━━ Page excerpt
Lat apparently feels that all other gays have an ethical obligation to act in a way that makes it easier for him to convince others that he a happy, confident gay man. How presumptuous. Theil and any other gay man have a right to feel any way they want to, including ashamed, and act accordingly. Shameful is a something someone is ashamed of, whether someone else is ashamed of the same thing or not. I’m bald. I see lots of men wearing hairpieces because they are embarrassed about being bald. I think they are silly, but it’s their heads, not mine, and their lives. If they want to hide their head in shame–literally—that’s their choice to make.  I would never write that their shame, that I don’t feel, makes it harder for me to emulate Lex Luthor, Kojak, and Yul Brenner. If someone snatched the hairpiece off of a famous bald man’s head in public, I wouldn’t mock him for being upset, saying, as Lat does, “You have nothing to be upset about!”

Gawker revealed private information that Theil didn’t want revealed. Ethics FOUL. It’s as simple as that.

Then, being a lawyer and, like many lawyers, crippled in the consideration of ethics, Lat uses a legal standard to claim conduct isn’t wrong. Did Theil sue Gawker? No, he didn’t, because he had no legal case. What Gawker did was still unethical—wrong. 

Lat makes the jaw-dropping argument that because he (thinks he) lives and works in an industry where being gay is accepted, Theil must agree that he lives in a society where there are no negative consequences of being gay. First of all, Lat is spectacularly naive, or, perhaps more likely, embracing the currently epidemic delusion among progressives that saying something is true makes it true. Ask the hundreds of closeted gay Hollywood stars, who also work in an “accepting” culture, how comfortable they would feel about having Gawker reveal  their sexuality to the world. Tell them that they are being “nonsensical” to think that the role as the tough-talking lady’s man action hero in the big budget blockbuster being cast isn’t more likely to go to the ripped actor who has not been outed.. (Republicans are afraid to reveal themselves in Hollywood.)
━━━━
— Things to do —
**A.** In the commentary on Gawker and Theil, copy the passage between "Gawker revealed private" and "was still unethical—wrong.", inclusive, swapping "Gawker" for "the gossip site".
**B.** Answer these questions from the commentary on Gawker and Theil:
(i) What does the writer say about his own hair?
(ii) Did Theil sue Gawker, and what reason does the commentary give?
(iii) Who, according to the commentary, are afraid to reveal themselves in Hollywood?
**C.** Continue the commentary on Gawker and Theil from its final sentence.
The records below play no part in this work.
━━ Information given
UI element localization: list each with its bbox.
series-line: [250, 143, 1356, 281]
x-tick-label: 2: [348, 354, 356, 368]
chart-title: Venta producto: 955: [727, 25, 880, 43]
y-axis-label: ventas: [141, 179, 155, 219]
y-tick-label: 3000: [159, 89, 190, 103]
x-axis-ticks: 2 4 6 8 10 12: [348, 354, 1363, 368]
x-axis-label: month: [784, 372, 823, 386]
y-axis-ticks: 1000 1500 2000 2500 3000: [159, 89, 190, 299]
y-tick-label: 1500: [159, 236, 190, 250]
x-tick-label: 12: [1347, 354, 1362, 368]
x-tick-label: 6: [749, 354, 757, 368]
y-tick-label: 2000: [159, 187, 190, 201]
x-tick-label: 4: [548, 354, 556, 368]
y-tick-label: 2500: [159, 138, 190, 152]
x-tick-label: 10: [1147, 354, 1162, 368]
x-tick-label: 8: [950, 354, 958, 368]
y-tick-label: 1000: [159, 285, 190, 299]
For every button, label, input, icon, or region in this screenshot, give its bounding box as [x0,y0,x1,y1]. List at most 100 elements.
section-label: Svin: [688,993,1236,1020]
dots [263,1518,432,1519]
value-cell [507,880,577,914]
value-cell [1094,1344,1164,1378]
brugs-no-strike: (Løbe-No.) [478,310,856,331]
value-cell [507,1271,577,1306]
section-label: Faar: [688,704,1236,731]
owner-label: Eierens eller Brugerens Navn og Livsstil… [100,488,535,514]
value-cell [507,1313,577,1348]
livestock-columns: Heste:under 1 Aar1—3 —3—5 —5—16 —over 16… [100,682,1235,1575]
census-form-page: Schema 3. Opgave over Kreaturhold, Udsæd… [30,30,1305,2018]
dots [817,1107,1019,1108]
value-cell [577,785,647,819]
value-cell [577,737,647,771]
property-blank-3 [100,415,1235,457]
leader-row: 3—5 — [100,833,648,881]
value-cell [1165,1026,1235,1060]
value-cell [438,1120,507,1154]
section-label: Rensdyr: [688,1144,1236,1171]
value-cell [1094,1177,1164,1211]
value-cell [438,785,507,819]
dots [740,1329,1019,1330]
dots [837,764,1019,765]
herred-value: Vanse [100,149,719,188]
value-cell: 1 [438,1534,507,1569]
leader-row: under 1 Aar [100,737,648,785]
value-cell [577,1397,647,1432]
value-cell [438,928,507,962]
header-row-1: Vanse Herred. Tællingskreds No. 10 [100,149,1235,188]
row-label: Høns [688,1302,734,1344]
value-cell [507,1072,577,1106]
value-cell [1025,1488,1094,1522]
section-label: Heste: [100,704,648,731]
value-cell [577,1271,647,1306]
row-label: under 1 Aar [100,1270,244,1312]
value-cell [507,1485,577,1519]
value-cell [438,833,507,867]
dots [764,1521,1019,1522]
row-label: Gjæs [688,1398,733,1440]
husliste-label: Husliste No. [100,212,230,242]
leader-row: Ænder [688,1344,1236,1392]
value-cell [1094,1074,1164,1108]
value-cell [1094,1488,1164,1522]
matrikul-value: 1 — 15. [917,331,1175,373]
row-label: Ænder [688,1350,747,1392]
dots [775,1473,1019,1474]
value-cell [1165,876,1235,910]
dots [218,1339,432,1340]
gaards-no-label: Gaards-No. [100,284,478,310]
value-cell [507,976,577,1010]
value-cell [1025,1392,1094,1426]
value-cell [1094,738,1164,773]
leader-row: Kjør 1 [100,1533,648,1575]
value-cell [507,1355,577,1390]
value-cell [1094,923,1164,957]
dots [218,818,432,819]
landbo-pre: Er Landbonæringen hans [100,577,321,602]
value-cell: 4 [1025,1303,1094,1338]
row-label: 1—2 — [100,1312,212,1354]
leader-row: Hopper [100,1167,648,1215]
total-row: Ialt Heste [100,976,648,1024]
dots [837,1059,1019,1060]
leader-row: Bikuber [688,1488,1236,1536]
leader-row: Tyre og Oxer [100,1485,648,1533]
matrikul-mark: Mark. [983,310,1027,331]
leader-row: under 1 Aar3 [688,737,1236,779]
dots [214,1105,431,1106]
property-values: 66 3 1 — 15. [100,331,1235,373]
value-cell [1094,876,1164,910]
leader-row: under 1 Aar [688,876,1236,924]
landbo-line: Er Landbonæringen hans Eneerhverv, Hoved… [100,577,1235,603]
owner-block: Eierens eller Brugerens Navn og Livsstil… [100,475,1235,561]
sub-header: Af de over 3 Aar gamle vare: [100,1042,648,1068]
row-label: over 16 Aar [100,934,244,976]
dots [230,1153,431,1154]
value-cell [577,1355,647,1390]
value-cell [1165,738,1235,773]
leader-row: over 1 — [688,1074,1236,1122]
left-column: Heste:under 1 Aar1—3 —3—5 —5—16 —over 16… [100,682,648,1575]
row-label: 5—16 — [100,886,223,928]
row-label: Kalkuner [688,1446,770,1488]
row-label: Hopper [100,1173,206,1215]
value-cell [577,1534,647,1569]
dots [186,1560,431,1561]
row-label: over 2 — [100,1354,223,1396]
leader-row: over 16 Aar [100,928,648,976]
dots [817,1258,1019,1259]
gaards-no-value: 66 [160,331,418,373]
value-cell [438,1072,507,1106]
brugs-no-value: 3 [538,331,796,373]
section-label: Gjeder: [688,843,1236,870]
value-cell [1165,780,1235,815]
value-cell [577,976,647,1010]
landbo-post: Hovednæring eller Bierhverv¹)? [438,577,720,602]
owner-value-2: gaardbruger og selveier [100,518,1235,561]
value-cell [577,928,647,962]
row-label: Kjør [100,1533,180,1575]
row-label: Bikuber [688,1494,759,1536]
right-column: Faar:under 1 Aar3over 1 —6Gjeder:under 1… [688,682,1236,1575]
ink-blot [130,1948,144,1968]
━━━━
— Outputs for the tasks —
**A.**
the gossip site revealed private information that Theil didn’t want revealed. Ethics FOUL. It’s as simple as that.

Then, being a lawyer and, like many lawyers, crippled in the consideration of ethics, Lat uses a legal standard to claim conduct isn’t wrong. Did Theil sue the gossip site? No, he didn’t, because he had no legal case. What the gossip site did was still unethical—wrong.

**B.**
(i) He is bald.
(ii) No. He had no legal case.
(iii) Republicans.

**C.**
Moreover, what makes Lat think that human beings only exist in one culture at a time? Theil has to do business overseas, where he is trying to make deals with people who live in some of those places where “being openly gay can carry harsh consequences.”  Theil may also have close friends, family and church members who are not as enlightened as Lat’s colleagues. He may have one, beloved, doting, aged Bible-thumping aunt that he would rather not see have a coronary over the news that her nephew is a sinner. Never mind: Lat’s theory is that how he feels as an openly gay man is the only legitimate way to feel. Let’s out everybody! Nobody cares!

No, nobody should care, but that’s not reality. Lat is  denying reality in order to try to mold it to his liking, and willing to jettison privacy as a right and an ethical value as part of the deal. You don’t get more ruthless, arrogant and self-obsessed than that. Because Thiel happily accepting a website invading  his privacy will make things easier for Lat to bask in gayness, Lat labels Theil is a fool for resenting the invasion.

Yechhh.

I don’t know what bizarre combination of indoctrination and ideological mania can lead someone not only to hold such an unethical view but to argue it in a public forum so smugly, but I do know this: if you are a prominent gay or bi-sexual lawyer who hasn’t yet taken out a full page ad in the Times announcing that fact, I’d watch “Above the Law” carefully. Its founder thinks that outing you is no big deal, and your belief that this should be your decision and nobody else’s is “nonsense.”